• [Requirements]: Which lines have the string "title"? Copy all of them from the entries below.

[Entries from a visual dataset]

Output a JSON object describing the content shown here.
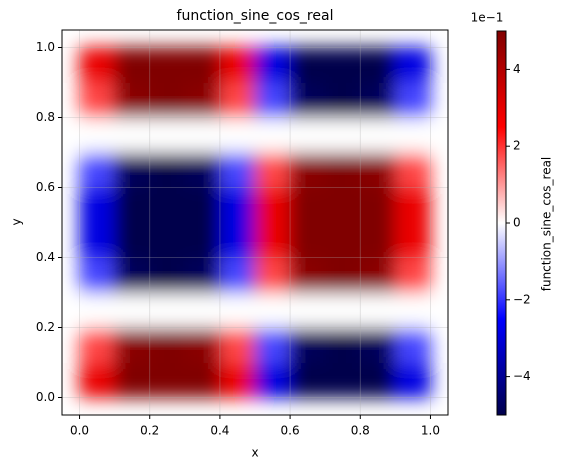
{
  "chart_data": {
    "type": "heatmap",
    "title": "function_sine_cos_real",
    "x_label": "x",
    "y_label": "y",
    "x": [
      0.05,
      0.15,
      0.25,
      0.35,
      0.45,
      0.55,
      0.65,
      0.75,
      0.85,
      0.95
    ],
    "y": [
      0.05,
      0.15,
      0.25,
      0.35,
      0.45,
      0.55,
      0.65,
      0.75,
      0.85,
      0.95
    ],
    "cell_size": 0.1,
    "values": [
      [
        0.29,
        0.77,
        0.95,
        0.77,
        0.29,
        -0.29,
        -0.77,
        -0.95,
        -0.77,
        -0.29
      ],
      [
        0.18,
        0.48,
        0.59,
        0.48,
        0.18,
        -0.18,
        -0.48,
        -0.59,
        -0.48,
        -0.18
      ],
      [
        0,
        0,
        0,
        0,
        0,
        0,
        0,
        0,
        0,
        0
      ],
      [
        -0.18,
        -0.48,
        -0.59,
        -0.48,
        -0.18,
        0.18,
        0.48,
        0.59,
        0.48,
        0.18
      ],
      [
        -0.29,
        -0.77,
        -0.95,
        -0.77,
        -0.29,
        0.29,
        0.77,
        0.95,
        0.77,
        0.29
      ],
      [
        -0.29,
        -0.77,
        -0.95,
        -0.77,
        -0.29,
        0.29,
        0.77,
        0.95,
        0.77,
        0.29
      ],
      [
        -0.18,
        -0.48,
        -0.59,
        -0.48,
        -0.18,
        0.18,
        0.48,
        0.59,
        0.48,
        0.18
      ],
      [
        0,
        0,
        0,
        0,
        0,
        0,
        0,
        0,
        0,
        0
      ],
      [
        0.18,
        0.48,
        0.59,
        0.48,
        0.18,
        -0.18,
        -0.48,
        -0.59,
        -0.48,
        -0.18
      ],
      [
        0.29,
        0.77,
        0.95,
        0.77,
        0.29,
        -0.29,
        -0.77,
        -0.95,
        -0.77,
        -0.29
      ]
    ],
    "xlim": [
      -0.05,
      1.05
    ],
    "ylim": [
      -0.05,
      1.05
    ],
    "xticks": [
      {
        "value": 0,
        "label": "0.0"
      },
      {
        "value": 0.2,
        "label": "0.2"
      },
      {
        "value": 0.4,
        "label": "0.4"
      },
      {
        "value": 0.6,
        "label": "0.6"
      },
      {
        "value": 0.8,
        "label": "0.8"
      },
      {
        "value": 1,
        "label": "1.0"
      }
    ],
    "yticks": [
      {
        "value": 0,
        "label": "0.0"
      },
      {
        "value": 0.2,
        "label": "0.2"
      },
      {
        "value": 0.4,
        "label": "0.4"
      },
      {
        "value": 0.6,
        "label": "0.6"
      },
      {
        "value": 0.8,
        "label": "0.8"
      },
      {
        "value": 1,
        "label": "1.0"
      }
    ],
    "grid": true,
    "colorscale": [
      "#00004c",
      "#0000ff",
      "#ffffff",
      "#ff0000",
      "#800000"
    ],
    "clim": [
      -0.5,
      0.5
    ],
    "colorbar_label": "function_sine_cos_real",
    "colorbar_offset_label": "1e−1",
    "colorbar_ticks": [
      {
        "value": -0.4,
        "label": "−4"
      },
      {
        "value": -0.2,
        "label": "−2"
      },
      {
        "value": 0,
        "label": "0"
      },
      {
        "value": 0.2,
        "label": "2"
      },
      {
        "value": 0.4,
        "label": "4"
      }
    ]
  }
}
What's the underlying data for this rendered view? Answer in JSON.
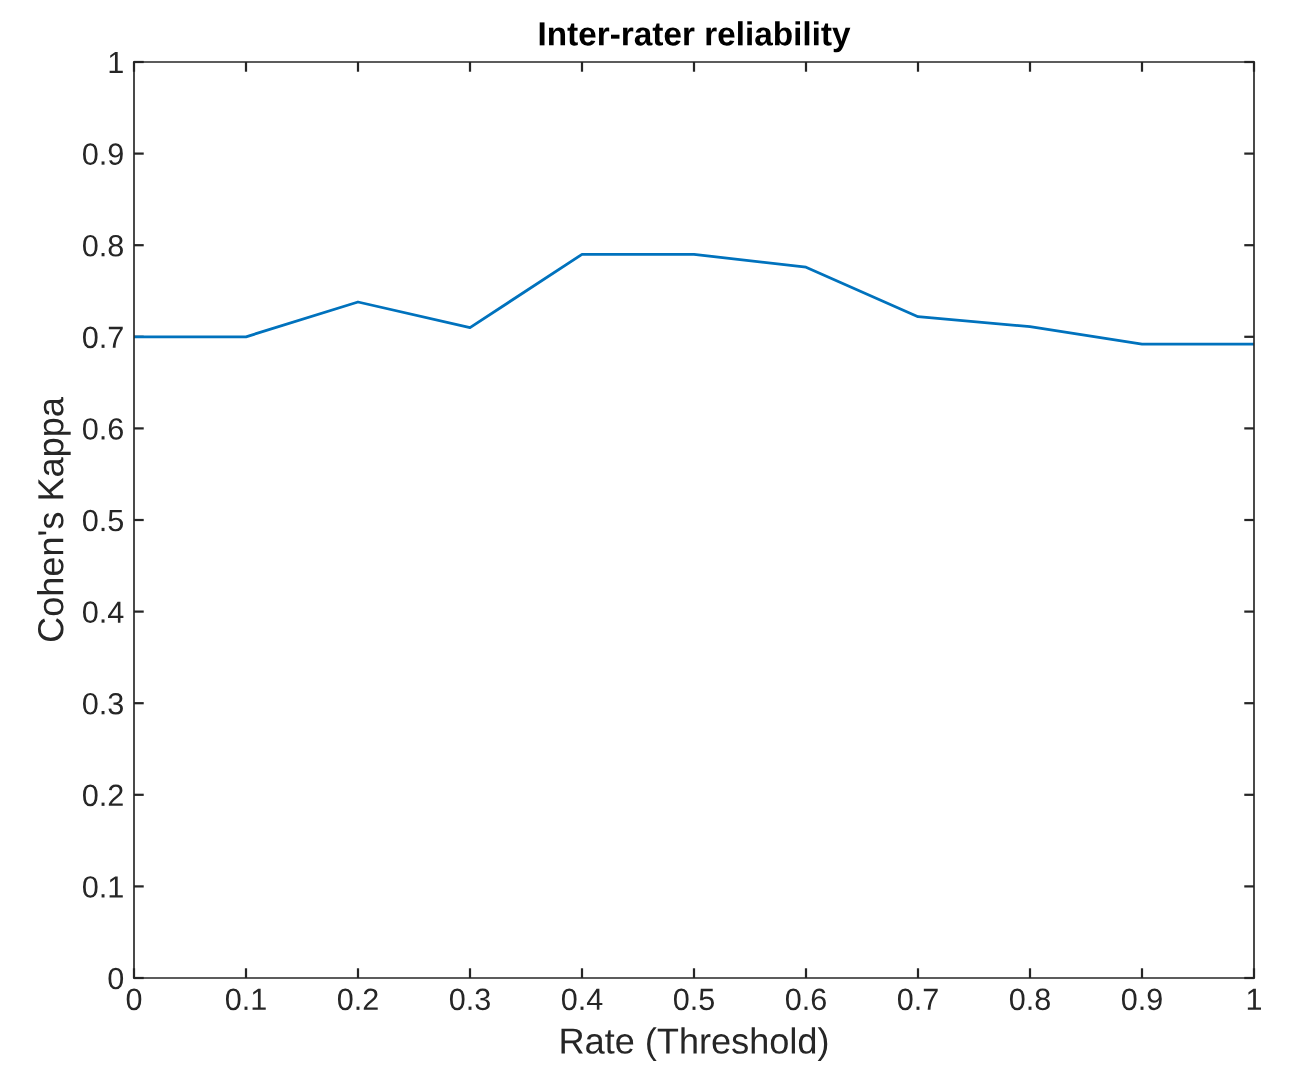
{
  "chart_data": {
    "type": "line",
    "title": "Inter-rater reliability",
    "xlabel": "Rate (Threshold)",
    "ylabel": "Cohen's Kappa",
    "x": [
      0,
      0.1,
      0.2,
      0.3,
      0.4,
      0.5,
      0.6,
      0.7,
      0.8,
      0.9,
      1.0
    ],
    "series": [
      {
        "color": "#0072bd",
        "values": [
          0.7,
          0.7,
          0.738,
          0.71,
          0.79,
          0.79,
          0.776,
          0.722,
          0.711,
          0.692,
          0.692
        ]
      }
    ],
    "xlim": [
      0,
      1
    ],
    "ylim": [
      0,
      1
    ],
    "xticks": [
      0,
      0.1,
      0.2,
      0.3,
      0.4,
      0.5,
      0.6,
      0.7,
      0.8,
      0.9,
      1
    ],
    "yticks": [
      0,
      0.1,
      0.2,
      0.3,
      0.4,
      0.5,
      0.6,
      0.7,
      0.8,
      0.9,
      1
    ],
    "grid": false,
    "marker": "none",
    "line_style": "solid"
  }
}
---
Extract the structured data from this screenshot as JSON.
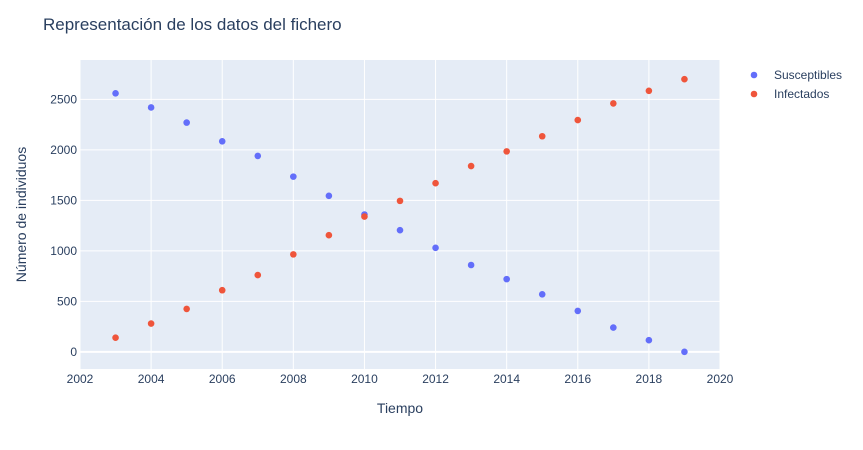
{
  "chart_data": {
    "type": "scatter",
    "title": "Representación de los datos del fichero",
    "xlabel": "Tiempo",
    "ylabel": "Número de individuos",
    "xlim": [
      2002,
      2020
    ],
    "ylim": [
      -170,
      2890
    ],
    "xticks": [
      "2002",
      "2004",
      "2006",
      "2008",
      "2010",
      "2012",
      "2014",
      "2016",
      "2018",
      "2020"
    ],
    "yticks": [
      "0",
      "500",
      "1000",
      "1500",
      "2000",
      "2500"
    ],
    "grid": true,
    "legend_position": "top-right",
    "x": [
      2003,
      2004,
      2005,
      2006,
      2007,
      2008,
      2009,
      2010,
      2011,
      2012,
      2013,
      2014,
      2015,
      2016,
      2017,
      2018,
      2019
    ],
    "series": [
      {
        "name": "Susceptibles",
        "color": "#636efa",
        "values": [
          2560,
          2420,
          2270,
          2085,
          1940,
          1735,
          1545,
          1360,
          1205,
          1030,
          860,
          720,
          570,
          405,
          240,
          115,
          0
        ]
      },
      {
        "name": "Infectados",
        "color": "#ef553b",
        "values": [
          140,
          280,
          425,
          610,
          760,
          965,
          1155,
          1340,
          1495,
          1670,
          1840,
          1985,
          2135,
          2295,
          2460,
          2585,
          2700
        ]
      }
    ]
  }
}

• [In response]:
    "title": "function_sine_cos_real",
    "title": "Inter-rater reliability",
    "title": "Representación de los datos del fichero",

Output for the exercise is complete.